> **Stated exercise 1**
Can you repeat all the records below word for word, leaving out the pictures?

━━ Passage given

Splendour in the Ordinary
Last time we heard how John Calvin referred to the beautiful creation as ‘the theatre of God’s Glory’. Everything is created and, according to Eugene Peterson, ‘we take box seats in this creation theatre when we pray.’ The majesty and beauty of creation can move us to silence and in the silence we may hear God speak. Silence, as prerequisite, prepares us for speech to God.
Yet, consider how much of our time is taken up not outside admiring the beauty of creation but partaking in the ordinary. In his book on spiritual formation, Conformed to His Image, Kenneth Boa makes this observation:
‘The bulk of our time is spent in commonplace routines: rearing children, commuting, paperwork, phone calls, washing dishes, paying bills, pulling weeds, relating to family and friends. The reality of our faith is demonstrated more in the way we walk with Jesus in the mundane than in the number of religious meetings we attend.’
One of the great things about the reformation was the way that it moved the focus of spirituality from the monastery and the academy to the individual. Luther and others realised that the bible and spiritual disciplines, such as prayer, should be for the ordinary man and woman. However, with that comes responsibility. No longer is it regarded as satisfactory to pay indulgences to have someone pray on your behalf or on behalf of your dead relatives. The responsibility to pray, to Conform to His Image, lies with every believer.
Boa goes on to explain that we are never meant to compartmentalise our lives into secular and sacred divides. Our vocation, in life, is in Christ. We are called to full time Christian service. When we invoke the name of Christ we are empowered to serve our Lord and others wherever we may be. So:
‘Begin to cultivate the skill of praying in every situation, and you will discover that prayer spiritualises all aspects of life. It sanctifies work and makes the ordinary a receptacle of the divine. Prayer also sanctifies relationships and makes us less selfish than we would ordinarily be as we interact with family, co-workers, friends, and neighbours.’
Think of how you can cultivate the skill of praying in every situation in your life, not just at a prayer meeting or set times of personal devotion.

━━━━
━━ Material provided

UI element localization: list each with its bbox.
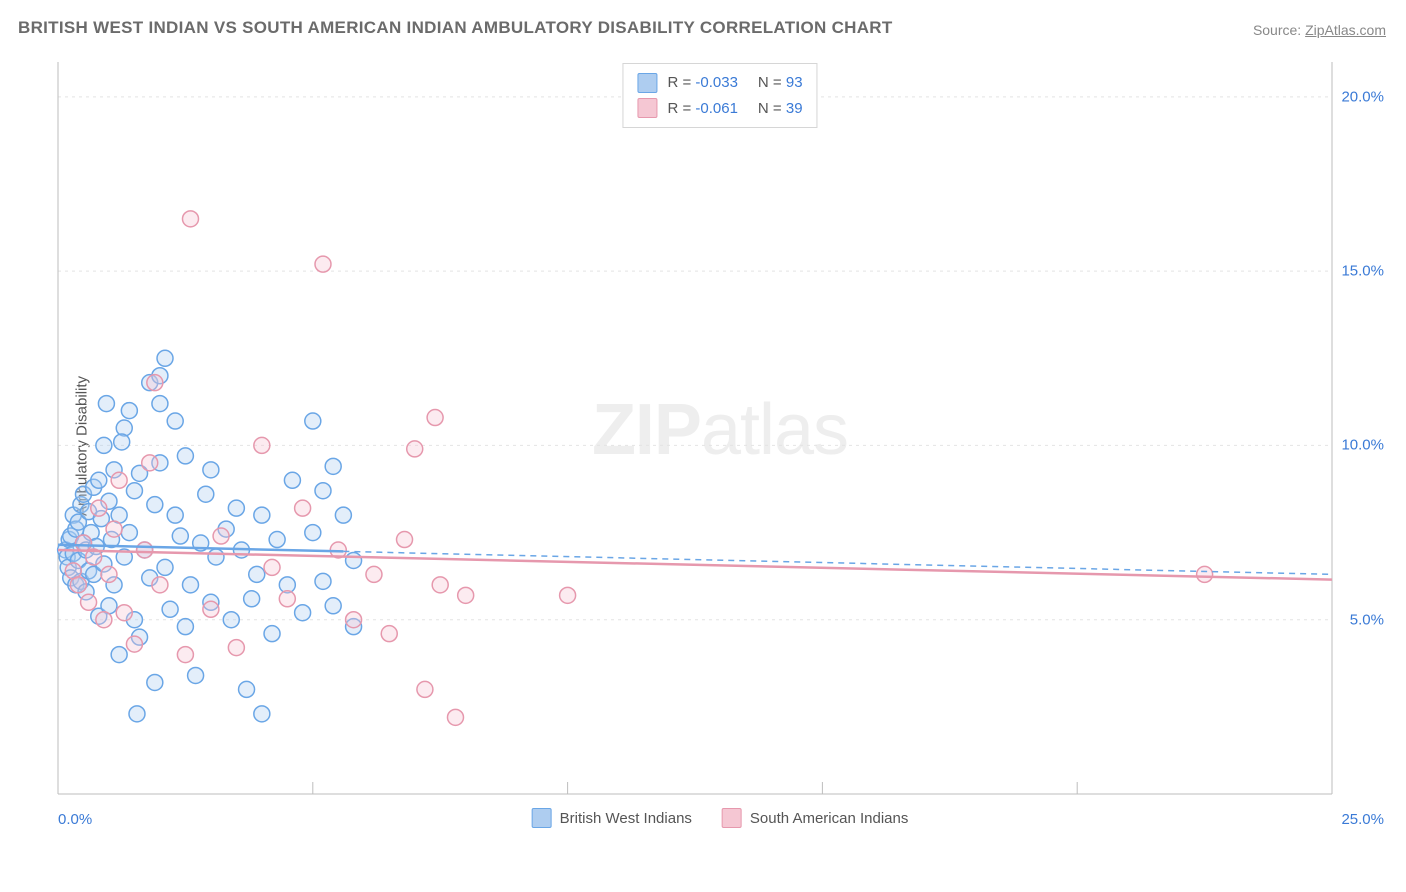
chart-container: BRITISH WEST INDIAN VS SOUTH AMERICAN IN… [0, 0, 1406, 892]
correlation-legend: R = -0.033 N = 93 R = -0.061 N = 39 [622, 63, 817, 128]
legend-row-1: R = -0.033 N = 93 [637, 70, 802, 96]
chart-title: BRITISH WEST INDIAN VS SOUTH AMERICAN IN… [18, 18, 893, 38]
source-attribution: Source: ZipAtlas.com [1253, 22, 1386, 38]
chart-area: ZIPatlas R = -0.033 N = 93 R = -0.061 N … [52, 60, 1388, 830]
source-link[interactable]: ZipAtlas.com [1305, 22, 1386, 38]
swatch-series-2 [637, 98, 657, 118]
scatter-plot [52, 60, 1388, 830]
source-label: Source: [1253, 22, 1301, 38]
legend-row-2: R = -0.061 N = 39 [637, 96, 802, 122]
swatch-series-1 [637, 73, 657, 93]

━━━━

> **Stated exercise 2**
In the text on prayer amid ordinary life, copy word for word the part starting with "Splendour in the" and going on through "speech to God.".

> **Exercise result 1**
UI element localization: list each with its bbox.
chart-container: BRITISH WEST INDIAN VS SOUTH AMERICAN IN… [0, 0, 1406, 892]
correlation-legend: R = -0.033 N = 93 R = -0.061 N = 39 [622, 63, 817, 128]
legend-row-1: R = -0.033 N = 93 [637, 70, 802, 96]
chart-title: BRITISH WEST INDIAN VS SOUTH AMERICAN IN… [18, 18, 893, 38]
source-attribution: Source: ZipAtlas.com [1253, 22, 1386, 38]
chart-area: ZIPatlas R = -0.033 N = 93 R = -0.061 N … [52, 60, 1388, 830]
source-link[interactable]: ZipAtlas.com [1305, 22, 1386, 38]
swatch-series-2 [637, 98, 657, 118]
scatter-plot [52, 60, 1388, 830]
source-label: Source: [1253, 22, 1301, 38]
legend-row-2: R = -0.061 N = 39 [637, 96, 802, 122]
swatch-series-1 [637, 73, 657, 93]

> **Exercise result 2**
Splendour in the Ordinary
Last time we heard how John Calvin referred to the beautiful creation as ‘the theatre of God’s Glory’. Everything is created and, according to Eugene Peterson, ‘we take box seats in this creation theatre when we pray.’ The majesty and beauty of creation can move us to silence and in the silence we may hear God speak. Silence, as prerequisite, prepares us for speech to God.